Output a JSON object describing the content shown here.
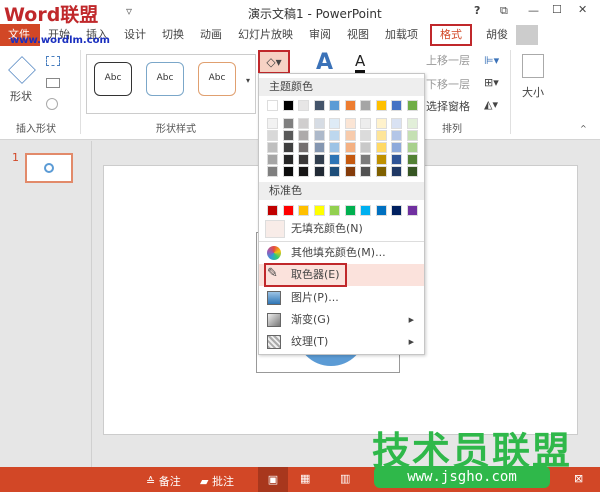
{
  "title": "演示文稿1 - PowerPoint",
  "watermark_top": {
    "brand": "Word联盟",
    "url": "www.wordlm.com"
  },
  "window_controls": {
    "help": "?",
    "restore": "⧉",
    "minimize": "—",
    "maximize": "☐",
    "close": "✕"
  },
  "tabs": [
    "文件",
    "开始",
    "插入",
    "设计",
    "切换",
    "动画",
    "幻灯片放映",
    "审阅",
    "视图",
    "加载项",
    "格式"
  ],
  "active_tab": "格式",
  "user": "胡俊",
  "ribbon": {
    "insert_shapes": {
      "label": "插入形状",
      "shape_btn": "形状"
    },
    "shape_styles": {
      "label": "形状样式",
      "styles": [
        "Abc",
        "Abc",
        "Abc"
      ]
    },
    "arrange": {
      "label": "排列",
      "bring_forward": "上移一层",
      "send_backward": "下移一层",
      "selection_pane": "选择窗格"
    },
    "size": {
      "label": "大小"
    }
  },
  "fill_menu": {
    "theme_header": "主题颜色",
    "theme_colors": [
      "#ffffff",
      "#000000",
      "#e7e6e6",
      "#44546a",
      "#5b9bd5",
      "#ed7d31",
      "#a5a5a5",
      "#ffc000",
      "#4472c4",
      "#70ad47"
    ],
    "shades": [
      [
        "#f2f2f2",
        "#7f7f7f",
        "#d0cece",
        "#d6dce4",
        "#deebf6",
        "#fbe5d5",
        "#ededed",
        "#fff2cc",
        "#d9e2f3",
        "#e2efd9"
      ],
      [
        "#d8d8d8",
        "#595959",
        "#aeabab",
        "#adb9ca",
        "#bdd7ee",
        "#f7cbac",
        "#dbdbdb",
        "#fee599",
        "#b4c6e7",
        "#c5e0b3"
      ],
      [
        "#bfbfbf",
        "#3f3f3f",
        "#757070",
        "#8496b0",
        "#9cc3e5",
        "#f4b183",
        "#c9c9c9",
        "#ffd965",
        "#8eaadb",
        "#a8d08d"
      ],
      [
        "#a5a5a5",
        "#262626",
        "#3a3838",
        "#323f4f",
        "#2e75b5",
        "#c55a11",
        "#7b7b7b",
        "#bf9000",
        "#2f5496",
        "#538135"
      ],
      [
        "#7f7f7f",
        "#0c0c0c",
        "#171616",
        "#222a35",
        "#1e4e79",
        "#843c0b",
        "#525252",
        "#7f6000",
        "#1f3864",
        "#375623"
      ]
    ],
    "standard_header": "标准色",
    "standard_colors": [
      "#c00000",
      "#ff0000",
      "#ffc000",
      "#ffff00",
      "#92d050",
      "#00b050",
      "#00b0f0",
      "#0070c0",
      "#002060",
      "#7030a0"
    ],
    "items": [
      {
        "label": "无填充颜色(N)"
      },
      {
        "label": "其他填充颜色(M)..."
      },
      {
        "label": "取色器(E)"
      },
      {
        "label": "图片(P)..."
      },
      {
        "label": "渐变(G)"
      },
      {
        "label": "纹理(T)"
      }
    ]
  },
  "slide_number": "1",
  "status": {
    "notes": "备注",
    "comments": "批注"
  },
  "watermark_bottom": {
    "brand": "技术员联盟",
    "url": "www.jsgho.com"
  }
}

******************************

(Objective)
Your task is to pick out every line with the string "label" and copy it.

(Solution to the exercise)
      "label": "插入形状",
      "label": "形状样式",
      "label": "排列",
      "label": "大小"
        "label": "无填充颜色(N)"
        "label": "其他填充颜色(M)..."
        "label": "取色器(E)"
        "label": "图片(P)..."
        "label": "渐变(G)"
        "label": "纹理(T)"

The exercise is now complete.